--- Begin ---
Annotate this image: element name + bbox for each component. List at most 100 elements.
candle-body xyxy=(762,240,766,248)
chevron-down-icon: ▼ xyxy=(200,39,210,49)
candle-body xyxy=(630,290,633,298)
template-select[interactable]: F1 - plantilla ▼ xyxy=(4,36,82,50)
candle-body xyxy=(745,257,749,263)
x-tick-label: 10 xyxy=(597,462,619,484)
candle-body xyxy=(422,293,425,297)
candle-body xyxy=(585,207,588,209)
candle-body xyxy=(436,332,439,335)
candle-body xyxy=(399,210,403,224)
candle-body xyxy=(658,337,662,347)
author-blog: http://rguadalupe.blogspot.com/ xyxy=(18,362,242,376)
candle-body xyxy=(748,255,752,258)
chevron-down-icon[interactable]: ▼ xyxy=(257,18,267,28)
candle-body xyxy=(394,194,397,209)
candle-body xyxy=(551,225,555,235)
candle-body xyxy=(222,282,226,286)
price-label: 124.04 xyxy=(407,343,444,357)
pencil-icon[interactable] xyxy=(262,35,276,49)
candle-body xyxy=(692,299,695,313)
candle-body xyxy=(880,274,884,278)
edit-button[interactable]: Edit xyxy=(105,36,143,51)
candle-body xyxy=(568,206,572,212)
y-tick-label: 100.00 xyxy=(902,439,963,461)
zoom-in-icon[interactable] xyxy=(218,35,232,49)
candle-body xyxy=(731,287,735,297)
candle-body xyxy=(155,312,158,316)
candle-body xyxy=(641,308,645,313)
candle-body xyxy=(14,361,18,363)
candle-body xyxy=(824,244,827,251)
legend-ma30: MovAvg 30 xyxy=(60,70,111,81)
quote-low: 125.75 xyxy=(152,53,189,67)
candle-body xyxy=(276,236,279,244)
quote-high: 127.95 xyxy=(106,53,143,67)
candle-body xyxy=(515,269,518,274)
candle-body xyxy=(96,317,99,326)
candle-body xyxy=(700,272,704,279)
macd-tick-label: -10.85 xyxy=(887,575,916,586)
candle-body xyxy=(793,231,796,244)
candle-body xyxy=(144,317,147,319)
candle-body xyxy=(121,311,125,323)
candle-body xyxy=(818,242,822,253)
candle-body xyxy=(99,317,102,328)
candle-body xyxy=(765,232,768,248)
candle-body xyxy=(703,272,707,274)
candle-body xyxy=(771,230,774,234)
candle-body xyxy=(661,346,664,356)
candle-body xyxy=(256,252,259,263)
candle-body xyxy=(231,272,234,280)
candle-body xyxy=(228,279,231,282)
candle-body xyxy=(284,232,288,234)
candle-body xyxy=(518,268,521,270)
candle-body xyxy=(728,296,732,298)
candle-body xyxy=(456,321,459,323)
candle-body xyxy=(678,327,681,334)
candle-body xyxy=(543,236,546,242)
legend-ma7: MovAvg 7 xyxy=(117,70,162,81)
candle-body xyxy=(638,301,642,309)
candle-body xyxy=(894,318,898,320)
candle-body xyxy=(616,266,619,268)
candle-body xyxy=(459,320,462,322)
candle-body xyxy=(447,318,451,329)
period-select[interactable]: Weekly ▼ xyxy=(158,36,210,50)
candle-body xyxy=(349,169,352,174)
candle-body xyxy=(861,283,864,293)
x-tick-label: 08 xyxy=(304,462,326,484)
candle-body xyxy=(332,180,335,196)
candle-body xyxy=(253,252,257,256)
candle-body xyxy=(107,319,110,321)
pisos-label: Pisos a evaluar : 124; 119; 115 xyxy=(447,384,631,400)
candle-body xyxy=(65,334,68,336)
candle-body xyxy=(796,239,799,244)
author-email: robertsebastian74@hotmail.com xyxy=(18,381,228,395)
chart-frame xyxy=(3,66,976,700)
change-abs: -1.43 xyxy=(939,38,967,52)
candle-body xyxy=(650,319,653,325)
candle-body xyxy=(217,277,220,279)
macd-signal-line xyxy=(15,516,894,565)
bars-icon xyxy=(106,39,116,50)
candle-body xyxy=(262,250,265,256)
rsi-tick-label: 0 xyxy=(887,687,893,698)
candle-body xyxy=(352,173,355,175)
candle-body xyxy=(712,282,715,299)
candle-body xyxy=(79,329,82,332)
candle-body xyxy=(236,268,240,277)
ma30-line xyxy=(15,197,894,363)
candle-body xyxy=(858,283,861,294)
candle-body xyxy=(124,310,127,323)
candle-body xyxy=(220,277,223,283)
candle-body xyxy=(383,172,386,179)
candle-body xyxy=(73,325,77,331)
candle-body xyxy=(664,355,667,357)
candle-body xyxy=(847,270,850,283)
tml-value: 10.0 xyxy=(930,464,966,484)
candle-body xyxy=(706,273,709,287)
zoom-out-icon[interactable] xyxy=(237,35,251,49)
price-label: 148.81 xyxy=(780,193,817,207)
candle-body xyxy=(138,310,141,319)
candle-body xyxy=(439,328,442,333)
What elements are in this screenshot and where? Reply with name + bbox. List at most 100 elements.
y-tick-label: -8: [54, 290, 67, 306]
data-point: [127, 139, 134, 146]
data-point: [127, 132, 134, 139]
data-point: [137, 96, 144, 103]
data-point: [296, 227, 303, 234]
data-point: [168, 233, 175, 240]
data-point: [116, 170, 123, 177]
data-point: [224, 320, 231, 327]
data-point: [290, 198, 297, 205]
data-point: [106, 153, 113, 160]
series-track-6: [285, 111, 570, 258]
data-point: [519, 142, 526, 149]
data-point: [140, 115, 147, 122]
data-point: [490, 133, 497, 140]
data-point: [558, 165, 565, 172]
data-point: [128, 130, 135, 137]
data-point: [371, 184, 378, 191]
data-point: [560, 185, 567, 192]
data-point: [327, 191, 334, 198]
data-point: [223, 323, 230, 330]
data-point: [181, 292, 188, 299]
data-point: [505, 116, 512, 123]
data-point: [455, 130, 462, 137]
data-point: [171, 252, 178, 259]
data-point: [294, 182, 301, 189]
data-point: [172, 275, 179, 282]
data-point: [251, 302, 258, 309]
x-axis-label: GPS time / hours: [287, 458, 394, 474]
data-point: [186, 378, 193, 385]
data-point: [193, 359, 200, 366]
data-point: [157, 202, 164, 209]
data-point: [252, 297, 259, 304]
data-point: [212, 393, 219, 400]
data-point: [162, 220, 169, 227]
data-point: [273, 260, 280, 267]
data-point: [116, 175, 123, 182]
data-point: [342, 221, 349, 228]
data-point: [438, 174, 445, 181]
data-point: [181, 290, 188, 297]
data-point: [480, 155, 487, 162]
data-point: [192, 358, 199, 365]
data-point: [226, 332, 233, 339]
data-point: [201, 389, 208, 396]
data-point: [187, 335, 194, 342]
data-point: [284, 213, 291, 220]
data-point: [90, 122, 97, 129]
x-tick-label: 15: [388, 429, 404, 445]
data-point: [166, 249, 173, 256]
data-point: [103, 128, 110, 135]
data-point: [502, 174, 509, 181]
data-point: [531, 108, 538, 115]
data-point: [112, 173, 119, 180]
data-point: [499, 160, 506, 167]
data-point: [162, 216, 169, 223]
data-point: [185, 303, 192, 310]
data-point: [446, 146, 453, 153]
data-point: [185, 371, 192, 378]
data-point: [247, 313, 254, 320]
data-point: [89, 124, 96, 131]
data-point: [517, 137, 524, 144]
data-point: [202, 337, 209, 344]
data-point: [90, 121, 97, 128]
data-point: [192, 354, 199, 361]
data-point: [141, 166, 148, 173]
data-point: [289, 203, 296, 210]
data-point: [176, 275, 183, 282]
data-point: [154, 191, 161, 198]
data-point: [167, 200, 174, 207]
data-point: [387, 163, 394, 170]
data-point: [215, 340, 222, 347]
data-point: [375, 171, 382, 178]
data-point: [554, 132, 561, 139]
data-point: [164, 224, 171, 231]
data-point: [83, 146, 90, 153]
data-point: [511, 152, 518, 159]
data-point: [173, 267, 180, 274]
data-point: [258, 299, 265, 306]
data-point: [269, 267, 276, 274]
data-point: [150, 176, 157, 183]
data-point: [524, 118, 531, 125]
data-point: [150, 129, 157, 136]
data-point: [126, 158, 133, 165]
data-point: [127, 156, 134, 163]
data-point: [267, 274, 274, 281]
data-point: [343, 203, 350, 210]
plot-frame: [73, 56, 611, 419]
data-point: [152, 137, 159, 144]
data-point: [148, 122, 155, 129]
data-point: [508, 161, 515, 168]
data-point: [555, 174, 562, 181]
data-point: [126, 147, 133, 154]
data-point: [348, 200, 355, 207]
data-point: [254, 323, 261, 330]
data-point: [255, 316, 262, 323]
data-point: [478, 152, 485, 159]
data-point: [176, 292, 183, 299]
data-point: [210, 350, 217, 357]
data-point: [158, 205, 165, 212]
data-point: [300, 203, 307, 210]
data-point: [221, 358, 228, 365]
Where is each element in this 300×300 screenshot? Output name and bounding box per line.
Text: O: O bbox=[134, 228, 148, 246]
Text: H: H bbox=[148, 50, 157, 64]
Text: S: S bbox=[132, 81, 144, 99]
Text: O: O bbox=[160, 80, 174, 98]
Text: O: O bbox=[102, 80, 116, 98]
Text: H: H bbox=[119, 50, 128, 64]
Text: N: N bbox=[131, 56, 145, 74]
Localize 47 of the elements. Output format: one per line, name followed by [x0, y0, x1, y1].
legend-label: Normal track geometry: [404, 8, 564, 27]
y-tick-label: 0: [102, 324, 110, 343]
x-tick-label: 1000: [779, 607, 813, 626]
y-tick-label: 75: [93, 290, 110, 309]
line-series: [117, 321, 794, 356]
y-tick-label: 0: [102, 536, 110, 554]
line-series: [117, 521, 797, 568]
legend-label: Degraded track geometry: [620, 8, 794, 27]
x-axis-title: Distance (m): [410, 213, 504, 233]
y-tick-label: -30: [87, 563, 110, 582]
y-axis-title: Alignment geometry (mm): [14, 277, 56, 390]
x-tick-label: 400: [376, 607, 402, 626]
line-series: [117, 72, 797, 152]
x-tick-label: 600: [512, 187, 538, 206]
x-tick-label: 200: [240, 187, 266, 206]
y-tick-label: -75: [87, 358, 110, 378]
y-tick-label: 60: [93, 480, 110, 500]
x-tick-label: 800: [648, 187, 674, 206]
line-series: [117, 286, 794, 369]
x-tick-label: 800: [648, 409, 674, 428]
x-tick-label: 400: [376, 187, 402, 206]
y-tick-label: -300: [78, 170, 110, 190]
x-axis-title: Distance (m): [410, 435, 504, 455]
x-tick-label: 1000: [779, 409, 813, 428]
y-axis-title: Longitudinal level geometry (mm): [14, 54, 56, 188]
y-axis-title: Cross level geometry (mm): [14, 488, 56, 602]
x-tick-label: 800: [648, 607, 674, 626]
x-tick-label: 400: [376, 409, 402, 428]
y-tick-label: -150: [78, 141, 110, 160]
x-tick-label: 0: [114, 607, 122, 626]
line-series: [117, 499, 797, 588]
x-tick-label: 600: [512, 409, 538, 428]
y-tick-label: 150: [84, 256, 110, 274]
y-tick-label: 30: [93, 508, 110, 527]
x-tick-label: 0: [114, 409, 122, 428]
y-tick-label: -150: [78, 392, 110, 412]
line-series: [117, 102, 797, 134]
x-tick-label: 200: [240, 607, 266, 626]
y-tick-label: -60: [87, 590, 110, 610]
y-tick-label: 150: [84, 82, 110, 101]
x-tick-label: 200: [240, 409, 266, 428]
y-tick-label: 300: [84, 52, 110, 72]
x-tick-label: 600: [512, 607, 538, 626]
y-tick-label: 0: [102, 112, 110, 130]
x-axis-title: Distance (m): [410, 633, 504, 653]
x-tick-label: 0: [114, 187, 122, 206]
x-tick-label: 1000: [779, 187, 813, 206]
--- End ---
● **What the exercise asks**
Please format the lines above, from the first one through the one containing "candle-body xyxy=(518,268,521,270)" (both included), as a JSON list of strings with one string per line and blank lines omitted.

● **Solution**
[
  "Annotate this image: element name + bbox for each component. List at most 100 elements.",
  "candle-body xyxy=(762,240,766,248)",
  "chevron-down-icon: ▼ xyxy=(200,39,210,49)",
  "candle-body xyxy=(630,290,633,298)",
  "template-select[interactable]: F1 - plantilla ▼ xyxy=(4,36,82,50)",
  "candle-body xyxy=(745,257,749,263)",
  "x-tick-label: 10 xyxy=(597,462,619,484)",
  "candle-body xyxy=(422,293,425,297)",
  "candle-body xyxy=(585,207,588,209)",
  "candle-body xyxy=(436,332,439,335)",
  "candle-body xyxy=(399,210,403,224)",
  "candle-body xyxy=(658,337,662,347)",
  "author-blog: http://rguadalupe.blogspot.com/ xyxy=(18,362,242,376)",
  "candle-body xyxy=(748,255,752,258)",
  "chevron-down-icon[interactable]: ▼ xyxy=(257,18,267,28)",
  "candle-body xyxy=(394,194,397,209)",
  "candle-body xyxy=(551,225,555,235)",
  "candle-body xyxy=(222,282,226,286)",
  "price-label: 124.04 xyxy=(407,343,444,357)",
  "pencil-icon[interactable] xyxy=(262,35,276,49)",
  "candle-body xyxy=(692,299,695,313)",
  "candle-body xyxy=(880,274,884,278)",
  "edit-button[interactable]: Edit xyxy=(105,36,143,51)",
  "candle-body xyxy=(568,206,572,212)",
  "y-tick-label: 100.00 xyxy=(902,439,963,461)",
  "zoom-in-icon[interactable] xyxy=(218,35,232,49)",
  "candle-body xyxy=(731,287,735,297)",
  "candle-body xyxy=(155,312,158,316)",
  "candle-body xyxy=(641,308,645,313)",
  "candle-body xyxy=(14,361,18,363)",
  "candle-body xyxy=(824,244,827,251)",
  "legend-ma30: MovAvg 30 xyxy=(60,70,111,81)",
  "quote-low: 125.75 xyxy=(152,53,189,67)",
  "candle-body xyxy=(276,236,279,244)",
  "quote-high: 127.95 xyxy=(106,53,143,67)",
  "candle-body xyxy=(515,269,518,274)",
  "candle-body xyxy=(96,317,99,326)",
  "candle-body xyxy=(700,272,704,279)",
  "macd-tick-label: -10.85 xyxy=(887,575,916,586)",
  "candle-body xyxy=(793,231,796,244)",
  "candle-body xyxy=(144,317,147,319)",
  "candle-body xyxy=(121,311,125,323)",
  "candle-body xyxy=(818,242,822,253)",
  "candle-body xyxy=(99,317,102,328)",
  "candle-body xyxy=(765,232,768,248)",
  "candle-body xyxy=(703,272,707,274)",
  "candle-body xyxy=(771,230,774,234)",
  "candle-body xyxy=(661,346,664,356)",
  "candle-body xyxy=(256,252,259,263)",
  "candle-body xyxy=(231,272,234,280)",
  "candle-body xyxy=(228,279,231,282)",
  "candle-body xyxy=(284,232,288,234)",
  "candle-body xyxy=(518,268,521,270)"
]